WHAT TO PRODUCE
Retype everything in the listing, leaving each line exactly as it is.

[Data items]
• • • •

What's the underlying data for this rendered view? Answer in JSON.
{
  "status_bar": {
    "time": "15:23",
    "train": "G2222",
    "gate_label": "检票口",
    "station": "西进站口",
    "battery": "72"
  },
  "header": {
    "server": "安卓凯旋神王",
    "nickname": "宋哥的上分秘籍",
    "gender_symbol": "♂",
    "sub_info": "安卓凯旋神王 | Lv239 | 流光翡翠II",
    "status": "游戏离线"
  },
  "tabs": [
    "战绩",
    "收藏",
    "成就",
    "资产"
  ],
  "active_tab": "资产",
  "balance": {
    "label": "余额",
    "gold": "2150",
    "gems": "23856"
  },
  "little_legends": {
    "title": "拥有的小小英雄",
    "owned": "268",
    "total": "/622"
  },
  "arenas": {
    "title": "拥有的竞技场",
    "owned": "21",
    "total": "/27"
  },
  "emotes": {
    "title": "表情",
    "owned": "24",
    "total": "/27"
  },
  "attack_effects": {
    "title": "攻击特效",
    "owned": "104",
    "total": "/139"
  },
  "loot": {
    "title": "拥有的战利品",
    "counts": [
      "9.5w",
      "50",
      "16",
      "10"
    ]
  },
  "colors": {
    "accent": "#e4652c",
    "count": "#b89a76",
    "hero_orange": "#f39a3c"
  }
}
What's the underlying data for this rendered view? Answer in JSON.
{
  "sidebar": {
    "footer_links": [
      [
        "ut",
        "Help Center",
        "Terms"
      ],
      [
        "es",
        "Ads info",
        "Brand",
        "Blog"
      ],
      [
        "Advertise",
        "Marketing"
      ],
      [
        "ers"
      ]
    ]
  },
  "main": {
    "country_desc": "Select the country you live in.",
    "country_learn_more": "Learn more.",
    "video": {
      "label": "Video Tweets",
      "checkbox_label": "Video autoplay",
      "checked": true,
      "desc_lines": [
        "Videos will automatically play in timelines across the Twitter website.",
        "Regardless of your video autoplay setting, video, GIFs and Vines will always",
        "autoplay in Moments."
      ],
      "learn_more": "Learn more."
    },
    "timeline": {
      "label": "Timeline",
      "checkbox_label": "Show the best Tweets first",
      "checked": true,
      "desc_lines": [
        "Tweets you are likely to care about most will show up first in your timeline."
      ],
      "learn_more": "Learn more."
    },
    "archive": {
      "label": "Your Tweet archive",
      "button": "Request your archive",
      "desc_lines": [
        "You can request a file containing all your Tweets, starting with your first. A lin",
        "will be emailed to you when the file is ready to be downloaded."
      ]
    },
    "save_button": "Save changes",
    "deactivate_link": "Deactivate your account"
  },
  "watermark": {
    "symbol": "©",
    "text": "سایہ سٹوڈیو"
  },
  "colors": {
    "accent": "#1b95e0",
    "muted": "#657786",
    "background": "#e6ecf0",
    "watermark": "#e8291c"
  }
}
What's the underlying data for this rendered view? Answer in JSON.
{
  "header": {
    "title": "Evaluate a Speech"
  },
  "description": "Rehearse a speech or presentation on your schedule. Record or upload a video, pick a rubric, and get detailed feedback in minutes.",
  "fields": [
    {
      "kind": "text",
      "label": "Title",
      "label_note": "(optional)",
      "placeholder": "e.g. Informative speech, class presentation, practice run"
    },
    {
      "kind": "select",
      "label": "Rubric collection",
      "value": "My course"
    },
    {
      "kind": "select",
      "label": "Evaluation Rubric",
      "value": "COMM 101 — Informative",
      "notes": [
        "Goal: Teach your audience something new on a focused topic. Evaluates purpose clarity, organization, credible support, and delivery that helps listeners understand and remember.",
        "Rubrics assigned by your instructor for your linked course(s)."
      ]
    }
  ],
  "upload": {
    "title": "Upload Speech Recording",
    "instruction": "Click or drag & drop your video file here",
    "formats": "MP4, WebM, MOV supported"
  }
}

• • • •

REPLY TO THE EXERCISE
What's the underlying data for this rendered view? Answer in JSON.
{
  "status_bar": {
    "time": "15:23",
    "train": "G2222",
    "gate_label": "检票口",
    "station": "西进站口",
    "battery": "72"
  },
  "header": {
    "server": "安卓凯旋神王",
    "nickname": "宋哥的上分秘籍",
    "gender_symbol": "♂",
    "sub_info": "安卓凯旋神王 | Lv239 | 流光翡翠II",
    "status": "游戏离线"
  },
  "tabs": [
    "战绩",
    "收藏",
    "成就",
    "资产"
  ],
  "active_tab": "资产",
  "balance": {
    "label": "余额",
    "gold": "2150",
    "gems": "23856"
  },
  "little_legends": {
    "title": "拥有的小小英雄",
    "owned": "268",
    "total": "/622"
  },
  "arenas": {
    "title": "拥有的竞技场",
    "owned": "21",
    "total": "/27"
  },
  "emotes": {
    "title": "表情",
    "owned": "24",
    "total": "/27"
  },
  "attack_effects": {
    "title": "攻击特效",
    "owned": "104",
    "total": "/139"
  },
  "loot": {
    "title": "拥有的战利品",
    "counts": [
      "9.5w",
      "50",
      "16",
      "10"
    ]
  },
  "colors": {
    "accent": "#e4652c",
    "count": "#b89a76",
    "hero_orange": "#f39a3c"
  }
}
What's the underlying data for this rendered view? Answer in JSON.
{
  "sidebar": {
    "footer_links": [
      [
        "ut",
        "Help Center",
        "Terms"
      ],
      [
        "es",
        "Ads info",
        "Brand",
        "Blog"
      ],
      [
        "Advertise",
        "Marketing"
      ],
      [
        "ers"
      ]
    ]
  },
  "main": {
    "country_desc": "Select the country you live in.",
    "country_learn_more": "Learn more.",
    "video": {
      "label": "Video Tweets",
      "checkbox_label": "Video autoplay",
      "checked": true,
      "desc_lines": [
        "Videos will automatically play in timelines across the Twitter website.",
        "Regardless of your video autoplay setting, video, GIFs and Vines will always",
        "autoplay in Moments."
      ],
      "learn_more": "Learn more."
    },
    "timeline": {
      "label": "Timeline",
      "checkbox_label": "Show the best Tweets first",
      "checked": true,
      "desc_lines": [
        "Tweets you are likely to care about most will show up first in your timeline."
      ],
      "learn_more": "Learn more."
    },
    "archive": {
      "label": "Your Tweet archive",
      "button": "Request your archive",
      "desc_lines": [
        "You can request a file containing all your Tweets, starting with your first. A lin",
        "will be emailed to you when the file is ready to be downloaded."
      ]
    },
    "save_button": "Save changes",
    "deactivate_link": "Deactivate your account"
  },
  "watermark": {
    "symbol": "©",
    "text": "سایہ سٹوڈیو"
  },
  "colors": {
    "accent": "#1b95e0",
    "muted": "#657786",
    "background": "#e6ecf0",
    "watermark": "#e8291c"
  }
}
What's the underlying data for this rendered view? Answer in JSON.
{
  "header": {
    "title": "Evaluate a Speech"
  },
  "description": "Rehearse a speech or presentation on your schedule. Record or upload a video, pick a rubric, and get detailed feedback in minutes.",
  "fields": [
    {
      "kind": "text",
      "label": "Title",
      "label_note": "(optional)",
      "placeholder": "e.g. Informative speech, class presentation, practice run"
    },
    {
      "kind": "select",
      "label": "Rubric collection",
      "value": "My course"
    },
    {
      "kind": "select",
      "label": "Evaluation Rubric",
      "value": "COMM 101 — Informative",
      "notes": [
        "Goal: Teach your audience something new on a focused topic. Evaluates purpose clarity, organization, credible support, and delivery that helps listeners understand and remember.",
        "Rubrics assigned by your instructor for your linked course(s)."
      ]
    }
  ],
  "upload": {
    "title": "Upload Speech Recording",
    "instruction": "Click or drag & drop your video file here",
    "formats": "MP4, WebM, MOV supported"
  }
}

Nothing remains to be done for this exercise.